[start of Task input]
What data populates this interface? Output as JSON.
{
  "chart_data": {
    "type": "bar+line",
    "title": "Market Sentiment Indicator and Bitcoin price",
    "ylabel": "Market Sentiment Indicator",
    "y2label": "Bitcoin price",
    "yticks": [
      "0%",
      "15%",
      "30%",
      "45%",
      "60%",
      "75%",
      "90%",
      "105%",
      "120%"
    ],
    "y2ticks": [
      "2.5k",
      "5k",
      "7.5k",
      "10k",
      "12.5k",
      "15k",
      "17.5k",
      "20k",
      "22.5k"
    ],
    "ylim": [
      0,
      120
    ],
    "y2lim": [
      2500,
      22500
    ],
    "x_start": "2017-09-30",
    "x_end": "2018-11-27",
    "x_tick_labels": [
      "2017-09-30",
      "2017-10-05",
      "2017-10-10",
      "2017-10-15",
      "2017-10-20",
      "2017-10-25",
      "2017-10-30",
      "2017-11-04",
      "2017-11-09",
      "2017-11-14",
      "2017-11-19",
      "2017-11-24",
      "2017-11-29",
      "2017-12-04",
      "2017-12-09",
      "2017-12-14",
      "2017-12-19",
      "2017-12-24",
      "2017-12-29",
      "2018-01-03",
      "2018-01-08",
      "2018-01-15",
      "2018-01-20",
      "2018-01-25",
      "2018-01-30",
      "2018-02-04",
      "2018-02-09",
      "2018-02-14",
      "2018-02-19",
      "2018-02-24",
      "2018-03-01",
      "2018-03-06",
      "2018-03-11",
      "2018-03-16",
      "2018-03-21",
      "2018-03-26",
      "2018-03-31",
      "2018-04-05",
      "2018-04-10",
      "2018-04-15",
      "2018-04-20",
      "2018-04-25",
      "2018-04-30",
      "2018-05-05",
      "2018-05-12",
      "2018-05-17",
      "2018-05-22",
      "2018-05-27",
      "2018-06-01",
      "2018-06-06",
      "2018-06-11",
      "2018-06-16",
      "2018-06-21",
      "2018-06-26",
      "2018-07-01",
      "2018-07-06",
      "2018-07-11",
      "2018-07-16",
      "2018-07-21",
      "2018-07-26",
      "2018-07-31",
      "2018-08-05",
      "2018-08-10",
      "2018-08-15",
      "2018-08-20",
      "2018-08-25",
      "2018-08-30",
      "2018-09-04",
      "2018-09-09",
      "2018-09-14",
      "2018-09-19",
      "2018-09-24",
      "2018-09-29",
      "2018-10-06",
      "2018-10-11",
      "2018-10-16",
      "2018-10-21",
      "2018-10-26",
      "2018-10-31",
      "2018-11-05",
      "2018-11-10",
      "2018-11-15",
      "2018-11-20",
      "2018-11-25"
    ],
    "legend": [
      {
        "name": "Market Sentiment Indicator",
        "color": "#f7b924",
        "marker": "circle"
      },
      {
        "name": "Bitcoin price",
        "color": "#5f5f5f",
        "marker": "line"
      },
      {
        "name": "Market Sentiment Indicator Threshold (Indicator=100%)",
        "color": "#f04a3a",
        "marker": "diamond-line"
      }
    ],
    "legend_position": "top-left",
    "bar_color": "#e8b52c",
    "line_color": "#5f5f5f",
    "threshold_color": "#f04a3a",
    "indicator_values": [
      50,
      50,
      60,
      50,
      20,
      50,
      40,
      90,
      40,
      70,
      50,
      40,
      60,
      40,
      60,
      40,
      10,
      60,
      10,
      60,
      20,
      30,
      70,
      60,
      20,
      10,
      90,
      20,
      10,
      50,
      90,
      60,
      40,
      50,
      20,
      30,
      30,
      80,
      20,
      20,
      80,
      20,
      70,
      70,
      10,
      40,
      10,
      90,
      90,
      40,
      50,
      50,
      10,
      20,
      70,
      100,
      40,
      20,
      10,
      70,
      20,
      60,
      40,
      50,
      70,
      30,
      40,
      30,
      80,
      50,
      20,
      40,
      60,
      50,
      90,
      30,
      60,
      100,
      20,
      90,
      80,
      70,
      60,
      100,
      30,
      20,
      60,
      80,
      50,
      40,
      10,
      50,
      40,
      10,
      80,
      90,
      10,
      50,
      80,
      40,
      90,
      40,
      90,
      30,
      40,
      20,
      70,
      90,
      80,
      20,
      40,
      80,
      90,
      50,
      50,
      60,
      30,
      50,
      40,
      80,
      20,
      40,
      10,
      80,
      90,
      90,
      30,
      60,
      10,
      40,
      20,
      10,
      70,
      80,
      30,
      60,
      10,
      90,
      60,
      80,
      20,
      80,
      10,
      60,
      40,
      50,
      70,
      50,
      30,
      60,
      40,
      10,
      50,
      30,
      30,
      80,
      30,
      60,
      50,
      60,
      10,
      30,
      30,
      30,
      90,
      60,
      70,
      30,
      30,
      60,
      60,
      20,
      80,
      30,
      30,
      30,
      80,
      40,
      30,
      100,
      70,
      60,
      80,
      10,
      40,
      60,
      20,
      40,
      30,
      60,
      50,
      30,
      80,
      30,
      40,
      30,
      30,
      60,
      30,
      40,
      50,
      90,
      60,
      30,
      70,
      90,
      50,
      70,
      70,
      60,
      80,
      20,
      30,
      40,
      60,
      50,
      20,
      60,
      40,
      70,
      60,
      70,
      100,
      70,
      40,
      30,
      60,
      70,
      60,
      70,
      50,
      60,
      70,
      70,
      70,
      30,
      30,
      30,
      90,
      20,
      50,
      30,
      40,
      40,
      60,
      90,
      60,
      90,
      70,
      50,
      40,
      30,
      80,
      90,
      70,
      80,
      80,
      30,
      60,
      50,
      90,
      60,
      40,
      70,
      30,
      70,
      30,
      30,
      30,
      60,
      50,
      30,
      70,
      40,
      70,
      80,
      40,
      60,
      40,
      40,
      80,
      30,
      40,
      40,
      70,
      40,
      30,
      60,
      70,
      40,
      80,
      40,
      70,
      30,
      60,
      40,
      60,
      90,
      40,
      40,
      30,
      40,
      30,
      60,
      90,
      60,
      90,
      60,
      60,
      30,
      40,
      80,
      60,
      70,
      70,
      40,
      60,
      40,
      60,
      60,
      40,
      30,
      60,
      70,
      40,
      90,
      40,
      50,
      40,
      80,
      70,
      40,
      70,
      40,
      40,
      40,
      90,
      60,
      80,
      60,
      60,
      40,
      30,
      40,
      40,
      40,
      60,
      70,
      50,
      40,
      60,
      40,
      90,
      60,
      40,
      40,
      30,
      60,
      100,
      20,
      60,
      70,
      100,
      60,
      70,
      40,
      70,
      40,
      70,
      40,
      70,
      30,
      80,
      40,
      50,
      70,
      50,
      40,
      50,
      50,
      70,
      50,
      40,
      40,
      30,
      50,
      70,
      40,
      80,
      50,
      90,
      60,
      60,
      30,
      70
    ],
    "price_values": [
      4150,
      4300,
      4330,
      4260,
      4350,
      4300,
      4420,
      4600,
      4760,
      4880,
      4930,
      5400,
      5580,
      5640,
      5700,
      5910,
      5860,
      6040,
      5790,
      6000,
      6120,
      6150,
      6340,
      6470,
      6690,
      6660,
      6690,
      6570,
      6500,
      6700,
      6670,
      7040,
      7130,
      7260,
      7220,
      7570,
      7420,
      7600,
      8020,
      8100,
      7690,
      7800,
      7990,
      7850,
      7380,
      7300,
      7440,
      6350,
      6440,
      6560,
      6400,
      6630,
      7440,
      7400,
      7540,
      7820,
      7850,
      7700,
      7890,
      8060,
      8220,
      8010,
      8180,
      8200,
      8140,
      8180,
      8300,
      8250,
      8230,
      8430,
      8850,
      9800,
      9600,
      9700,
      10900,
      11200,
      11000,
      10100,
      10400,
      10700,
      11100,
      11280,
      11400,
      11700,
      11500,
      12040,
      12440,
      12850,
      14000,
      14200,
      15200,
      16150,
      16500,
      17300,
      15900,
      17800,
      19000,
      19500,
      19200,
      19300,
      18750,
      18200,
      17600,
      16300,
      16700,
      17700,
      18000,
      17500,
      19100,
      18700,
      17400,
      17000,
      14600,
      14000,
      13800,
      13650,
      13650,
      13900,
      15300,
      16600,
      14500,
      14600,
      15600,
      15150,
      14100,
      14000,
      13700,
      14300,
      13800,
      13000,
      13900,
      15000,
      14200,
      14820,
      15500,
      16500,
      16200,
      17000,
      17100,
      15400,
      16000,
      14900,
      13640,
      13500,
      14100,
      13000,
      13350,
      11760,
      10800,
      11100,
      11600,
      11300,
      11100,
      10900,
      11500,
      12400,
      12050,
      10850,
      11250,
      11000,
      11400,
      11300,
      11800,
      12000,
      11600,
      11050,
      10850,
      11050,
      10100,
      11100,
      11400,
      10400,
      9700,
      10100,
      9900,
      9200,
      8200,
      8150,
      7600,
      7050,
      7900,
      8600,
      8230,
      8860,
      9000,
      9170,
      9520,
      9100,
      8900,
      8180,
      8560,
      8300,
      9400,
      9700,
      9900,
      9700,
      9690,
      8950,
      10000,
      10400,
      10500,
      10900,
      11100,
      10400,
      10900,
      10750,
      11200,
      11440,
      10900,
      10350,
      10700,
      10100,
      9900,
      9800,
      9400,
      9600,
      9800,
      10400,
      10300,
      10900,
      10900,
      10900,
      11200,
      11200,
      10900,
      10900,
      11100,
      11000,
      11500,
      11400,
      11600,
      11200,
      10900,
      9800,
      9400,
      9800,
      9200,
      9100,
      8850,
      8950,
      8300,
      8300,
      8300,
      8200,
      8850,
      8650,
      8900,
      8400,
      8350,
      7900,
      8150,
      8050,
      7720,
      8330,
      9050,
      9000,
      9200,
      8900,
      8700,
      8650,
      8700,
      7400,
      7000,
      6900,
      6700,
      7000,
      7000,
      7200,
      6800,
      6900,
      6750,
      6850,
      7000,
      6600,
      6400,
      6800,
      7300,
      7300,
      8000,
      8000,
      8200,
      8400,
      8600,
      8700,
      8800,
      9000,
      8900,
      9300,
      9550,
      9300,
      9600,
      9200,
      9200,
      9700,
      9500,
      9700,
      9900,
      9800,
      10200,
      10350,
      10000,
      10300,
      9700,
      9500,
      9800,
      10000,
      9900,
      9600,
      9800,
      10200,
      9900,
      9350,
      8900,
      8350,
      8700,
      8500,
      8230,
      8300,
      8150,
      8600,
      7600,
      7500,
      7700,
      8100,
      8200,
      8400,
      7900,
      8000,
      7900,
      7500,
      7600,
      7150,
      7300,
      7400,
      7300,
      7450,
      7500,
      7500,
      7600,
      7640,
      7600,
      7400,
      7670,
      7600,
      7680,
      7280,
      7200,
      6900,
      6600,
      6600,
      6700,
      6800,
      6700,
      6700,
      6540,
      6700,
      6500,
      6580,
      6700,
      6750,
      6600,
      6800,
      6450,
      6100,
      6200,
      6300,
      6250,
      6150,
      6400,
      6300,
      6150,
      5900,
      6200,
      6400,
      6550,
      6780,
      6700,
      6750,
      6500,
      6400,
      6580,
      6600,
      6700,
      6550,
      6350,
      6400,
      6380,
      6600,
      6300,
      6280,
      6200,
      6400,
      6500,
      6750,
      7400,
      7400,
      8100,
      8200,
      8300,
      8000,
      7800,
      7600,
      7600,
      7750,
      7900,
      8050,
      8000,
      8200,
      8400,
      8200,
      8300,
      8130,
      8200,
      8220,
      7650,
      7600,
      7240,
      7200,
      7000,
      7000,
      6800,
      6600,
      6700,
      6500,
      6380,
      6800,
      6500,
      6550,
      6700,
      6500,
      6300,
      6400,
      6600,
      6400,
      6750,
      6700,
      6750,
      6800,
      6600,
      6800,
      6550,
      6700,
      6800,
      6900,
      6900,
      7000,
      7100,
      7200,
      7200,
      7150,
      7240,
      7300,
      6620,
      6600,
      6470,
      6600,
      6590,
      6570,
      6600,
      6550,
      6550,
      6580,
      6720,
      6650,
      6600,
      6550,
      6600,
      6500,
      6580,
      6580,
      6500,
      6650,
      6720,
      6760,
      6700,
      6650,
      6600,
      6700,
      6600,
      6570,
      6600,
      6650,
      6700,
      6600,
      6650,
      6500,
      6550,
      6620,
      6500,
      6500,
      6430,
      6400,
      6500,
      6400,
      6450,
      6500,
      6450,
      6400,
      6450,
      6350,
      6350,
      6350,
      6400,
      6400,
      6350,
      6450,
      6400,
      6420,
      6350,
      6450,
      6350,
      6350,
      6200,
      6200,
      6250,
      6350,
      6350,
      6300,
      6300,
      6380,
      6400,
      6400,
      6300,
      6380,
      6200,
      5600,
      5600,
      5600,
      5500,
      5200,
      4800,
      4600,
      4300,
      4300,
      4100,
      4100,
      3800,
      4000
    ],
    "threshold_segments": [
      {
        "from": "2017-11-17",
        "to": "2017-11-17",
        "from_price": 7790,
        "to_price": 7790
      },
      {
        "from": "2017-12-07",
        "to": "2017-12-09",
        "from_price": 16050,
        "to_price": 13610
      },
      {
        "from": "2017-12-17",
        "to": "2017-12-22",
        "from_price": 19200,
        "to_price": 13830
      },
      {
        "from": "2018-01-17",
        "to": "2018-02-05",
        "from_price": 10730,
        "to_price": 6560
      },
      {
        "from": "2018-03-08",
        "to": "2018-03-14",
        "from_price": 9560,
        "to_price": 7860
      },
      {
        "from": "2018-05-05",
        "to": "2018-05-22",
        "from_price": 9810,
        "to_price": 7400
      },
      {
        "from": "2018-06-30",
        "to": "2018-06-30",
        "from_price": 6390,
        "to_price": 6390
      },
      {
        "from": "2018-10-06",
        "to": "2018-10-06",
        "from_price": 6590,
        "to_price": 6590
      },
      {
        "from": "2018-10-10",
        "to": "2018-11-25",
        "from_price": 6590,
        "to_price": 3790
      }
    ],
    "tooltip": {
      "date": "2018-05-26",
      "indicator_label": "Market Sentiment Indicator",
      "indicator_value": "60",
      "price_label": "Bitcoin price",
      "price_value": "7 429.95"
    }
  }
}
[end of Task input]
## Written problem
Count how many lines contain "Sentiment" and give only that count.

## Final answer
5